_Exercise material_:
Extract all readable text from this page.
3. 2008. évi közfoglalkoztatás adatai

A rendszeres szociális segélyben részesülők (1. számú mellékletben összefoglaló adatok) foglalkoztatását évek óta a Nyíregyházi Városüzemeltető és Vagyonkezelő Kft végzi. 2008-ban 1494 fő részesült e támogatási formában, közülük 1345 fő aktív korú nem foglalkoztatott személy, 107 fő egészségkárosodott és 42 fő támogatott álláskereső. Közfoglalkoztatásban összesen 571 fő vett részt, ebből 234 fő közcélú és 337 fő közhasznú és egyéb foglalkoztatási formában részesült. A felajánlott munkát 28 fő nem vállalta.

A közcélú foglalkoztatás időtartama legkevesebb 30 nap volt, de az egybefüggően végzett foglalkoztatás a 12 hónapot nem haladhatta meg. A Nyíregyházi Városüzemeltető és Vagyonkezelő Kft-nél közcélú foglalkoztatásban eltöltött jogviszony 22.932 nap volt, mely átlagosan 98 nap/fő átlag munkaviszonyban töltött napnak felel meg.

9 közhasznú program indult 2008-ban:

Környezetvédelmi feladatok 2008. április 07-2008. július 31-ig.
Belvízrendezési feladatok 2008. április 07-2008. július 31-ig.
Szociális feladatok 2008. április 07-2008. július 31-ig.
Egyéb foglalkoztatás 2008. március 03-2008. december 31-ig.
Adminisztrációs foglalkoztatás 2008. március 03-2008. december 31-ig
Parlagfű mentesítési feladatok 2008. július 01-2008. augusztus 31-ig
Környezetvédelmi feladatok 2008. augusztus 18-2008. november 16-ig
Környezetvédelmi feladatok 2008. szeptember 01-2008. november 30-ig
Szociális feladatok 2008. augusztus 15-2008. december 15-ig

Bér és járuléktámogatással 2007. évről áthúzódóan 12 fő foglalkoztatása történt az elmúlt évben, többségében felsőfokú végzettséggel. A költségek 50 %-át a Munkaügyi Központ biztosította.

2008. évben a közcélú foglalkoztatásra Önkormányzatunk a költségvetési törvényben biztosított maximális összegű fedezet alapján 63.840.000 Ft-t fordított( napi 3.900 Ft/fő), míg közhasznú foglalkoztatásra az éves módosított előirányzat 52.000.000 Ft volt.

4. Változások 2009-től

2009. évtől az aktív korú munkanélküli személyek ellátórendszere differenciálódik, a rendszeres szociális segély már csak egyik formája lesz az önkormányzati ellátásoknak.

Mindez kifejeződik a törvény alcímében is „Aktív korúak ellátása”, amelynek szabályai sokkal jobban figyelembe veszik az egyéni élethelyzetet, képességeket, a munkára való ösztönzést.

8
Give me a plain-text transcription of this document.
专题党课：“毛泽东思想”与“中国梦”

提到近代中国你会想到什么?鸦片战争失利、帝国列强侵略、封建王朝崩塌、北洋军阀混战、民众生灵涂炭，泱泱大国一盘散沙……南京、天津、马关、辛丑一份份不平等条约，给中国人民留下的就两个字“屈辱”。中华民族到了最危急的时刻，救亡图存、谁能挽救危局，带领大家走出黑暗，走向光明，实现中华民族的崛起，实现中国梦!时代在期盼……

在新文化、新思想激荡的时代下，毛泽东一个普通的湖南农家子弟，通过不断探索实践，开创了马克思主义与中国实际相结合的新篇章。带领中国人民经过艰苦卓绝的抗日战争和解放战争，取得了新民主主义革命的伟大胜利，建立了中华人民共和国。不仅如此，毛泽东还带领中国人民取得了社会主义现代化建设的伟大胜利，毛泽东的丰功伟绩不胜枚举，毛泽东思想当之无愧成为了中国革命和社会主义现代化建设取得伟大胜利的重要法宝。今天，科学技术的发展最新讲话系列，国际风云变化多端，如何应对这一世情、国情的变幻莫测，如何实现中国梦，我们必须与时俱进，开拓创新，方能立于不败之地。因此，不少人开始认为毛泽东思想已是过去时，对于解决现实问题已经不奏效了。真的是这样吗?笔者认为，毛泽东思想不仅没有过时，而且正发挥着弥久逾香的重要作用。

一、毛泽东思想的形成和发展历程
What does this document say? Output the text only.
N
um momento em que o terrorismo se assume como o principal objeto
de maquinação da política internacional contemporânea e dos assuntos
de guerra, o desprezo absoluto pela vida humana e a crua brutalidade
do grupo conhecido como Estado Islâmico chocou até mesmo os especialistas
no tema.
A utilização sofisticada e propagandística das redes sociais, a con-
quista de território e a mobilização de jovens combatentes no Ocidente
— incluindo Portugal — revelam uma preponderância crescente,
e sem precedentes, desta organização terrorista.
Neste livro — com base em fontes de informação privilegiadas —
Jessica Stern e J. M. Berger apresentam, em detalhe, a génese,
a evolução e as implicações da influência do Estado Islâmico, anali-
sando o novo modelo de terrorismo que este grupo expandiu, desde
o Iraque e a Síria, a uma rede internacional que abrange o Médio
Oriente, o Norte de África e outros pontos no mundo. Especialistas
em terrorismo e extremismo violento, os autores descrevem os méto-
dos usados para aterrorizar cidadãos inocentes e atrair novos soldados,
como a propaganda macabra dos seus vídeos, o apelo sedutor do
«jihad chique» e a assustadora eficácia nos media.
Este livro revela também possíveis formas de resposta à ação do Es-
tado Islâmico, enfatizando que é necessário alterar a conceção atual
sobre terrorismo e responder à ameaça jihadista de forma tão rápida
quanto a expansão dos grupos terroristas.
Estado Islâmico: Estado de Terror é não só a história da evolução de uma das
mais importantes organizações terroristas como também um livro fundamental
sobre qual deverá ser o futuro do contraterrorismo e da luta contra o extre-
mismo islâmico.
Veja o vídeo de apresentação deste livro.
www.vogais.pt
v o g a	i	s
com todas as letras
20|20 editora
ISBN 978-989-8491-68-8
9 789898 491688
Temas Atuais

_Work to be completed_: Extract the full listing above without altering anything.

_The output_:
Extract all readable text from this page.
3. 2008. évi közfoglalkoztatás adatai

A rendszeres szociális segélyben részesülők (1. számú mellékletben összefoglaló adatok) foglalkoztatását évek óta a Nyíregyházi Városüzemeltető és Vagyonkezelő Kft végzi. 2008-ban 1494 fő részesült e támogatási formában, közülük 1345 fő aktív korú nem foglalkoztatott személy, 107 fő egészségkárosodott és 42 fő támogatott álláskereső. Közfoglalkoztatásban összesen 571 fő vett részt, ebből 234 fő közcélú és 337 fő közhasznú és egyéb foglalkoztatási formában részesült. A felajánlott munkát 28 fő nem vállalta.

A közcélú foglalkoztatás időtartama legkevesebb 30 nap volt, de az egybefüggően végzett foglalkoztatás a 12 hónapot nem haladhatta meg. A Nyíregyházi Városüzemeltető és Vagyonkezelő Kft-nél közcélú foglalkoztatásban eltöltött jogviszony 22.932 nap volt, mely átlagosan 98 nap/fő átlag munkaviszonyban töltött napnak felel meg.

9 közhasznú program indult 2008-ban:

Környezetvédelmi feladatok 2008. április 07-2008. július 31-ig.
Belvízrendezési feladatok 2008. április 07-2008. július 31-ig.
Szociális feladatok 2008. április 07-2008. július 31-ig.
Egyéb foglalkoztatás 2008. március 03-2008. december 31-ig.
Adminisztrációs foglalkoztatás 2008. március 03-2008. december 31-ig
Parlagfű mentesítési feladatok 2008. július 01-2008. augusztus 31-ig
Környezetvédelmi feladatok 2008. augusztus 18-2008. november 16-ig
Környezetvédelmi feladatok 2008. szeptember 01-2008. november 30-ig
Szociális feladatok 2008. augusztus 15-2008. december 15-ig

Bér és járuléktámogatással 2007. évről áthúzódóan 12 fő foglalkoztatása történt az elmúlt évben, többségében felsőfokú végzettséggel. A költségek 50 %-át a Munkaügyi Központ biztosította.

2008. évben a közcélú foglalkoztatásra Önkormányzatunk a költségvetési törvényben biztosított maximális összegű fedezet alapján 63.840.000 Ft-t fordított( napi 3.900 Ft/fő), míg közhasznú foglalkoztatásra az éves módosított előirányzat 52.000.000 Ft volt.

4. Változások 2009-től

2009. évtől az aktív korú munkanélküli személyek ellátórendszere differenciálódik, a rendszeres szociális segély már csak egyik formája lesz az önkormányzati ellátásoknak.

Mindez kifejeződik a törvény alcímében is „Aktív korúak ellátása”, amelynek szabályai sokkal jobban figyelembe veszik az egyéni élethelyzetet, képességeket, a munkára való ösztönzést.

8
Give me a plain-text transcription of this document.
专题党课：“毛泽东思想”与“中国梦”

提到近代中国你会想到什么?鸦片战争失利、帝国列强侵略、封建王朝崩塌、北洋军阀混战、民众生灵涂炭，泱泱大国一盘散沙……南京、天津、马关、辛丑一份份不平等条约，给中国人民留下的就两个字“屈辱”。中华民族到了最危急的时刻，救亡图存、谁能挽救危局，带领大家走出黑暗，走向光明，实现中华民族的崛起，实现中国梦!时代在期盼……

在新文化、新思想激荡的时代下，毛泽东一个普通的湖南农家子弟，通过不断探索实践，开创了马克思主义与中国实际相结合的新篇章。带领中国人民经过艰苦卓绝的抗日战争和解放战争，取得了新民主主义革命的伟大胜利，建立了中华人民共和国。不仅如此，毛泽东还带领中国人民取得了社会主义现代化建设的伟大胜利，毛泽东的丰功伟绩不胜枚举，毛泽东思想当之无愧成为了中国革命和社会主义现代化建设取得伟大胜利的重要法宝。今天，科学技术的发展最新讲话系列，国际风云变化多端，如何应对这一世情、国情的变幻莫测，如何实现中国梦，我们必须与时俱进，开拓创新，方能立于不败之地。因此，不少人开始认为毛泽东思想已是过去时，对于解决现实问题已经不奏效了。真的是这样吗?笔者认为，毛泽东思想不仅没有过时，而且正发挥着弥久逾香的重要作用。

一、毛泽东思想的形成和发展历程
What does this document say? Output the text only.
N
um momento em que o terrorismo se assume como o principal objeto
de maquinação da política internacional contemporânea e dos assuntos
de guerra, o desprezo absoluto pela vida humana e a crua brutalidade
do grupo conhecido como Estado Islâmico chocou até mesmo os especialistas
no tema.
A utilização sofisticada e propagandística das redes sociais, a con-
quista de território e a mobilização de jovens combatentes no Ocidente
— incluindo Portugal — revelam uma preponderância crescente,
e sem precedentes, desta organização terrorista.
Neste livro — com base em fontes de informação privilegiadas —
Jessica Stern e J. M. Berger apresentam, em detalhe, a génese,
a evolução e as implicações da influência do Estado Islâmico, anali-
sando o novo modelo de terrorismo que este grupo expandiu, desde
o Iraque e a Síria, a uma rede internacional que abrange o Médio
Oriente, o Norte de África e outros pontos no mundo. Especialistas
em terrorismo e extremismo violento, os autores descrevem os méto-
dos usados para aterrorizar cidadãos inocentes e atrair novos soldados,
como a propaganda macabra dos seus vídeos, o apelo sedutor do
«jihad chique» e a assustadora eficácia nos media.
Este livro revela também possíveis formas de resposta à ação do Es-
tado Islâmico, enfatizando que é necessário alterar a conceção atual
sobre terrorismo e responder à ameaça jihadista de forma tão rápida
quanto a expansão dos grupos terroristas.
Estado Islâmico: Estado de Terror é não só a história da evolução de uma das
mais importantes organizações terroristas como também um livro fundamental
sobre qual deverá ser o futuro do contraterrorismo e da luta contra o extre-
mismo islâmico.
Veja o vídeo de apresentação deste livro.
www.vogais.pt
v o g a	i	s
com todas as letras
20|20 editora
ISBN 978-989-8491-68-8
9 789898 491688
Temas Atuais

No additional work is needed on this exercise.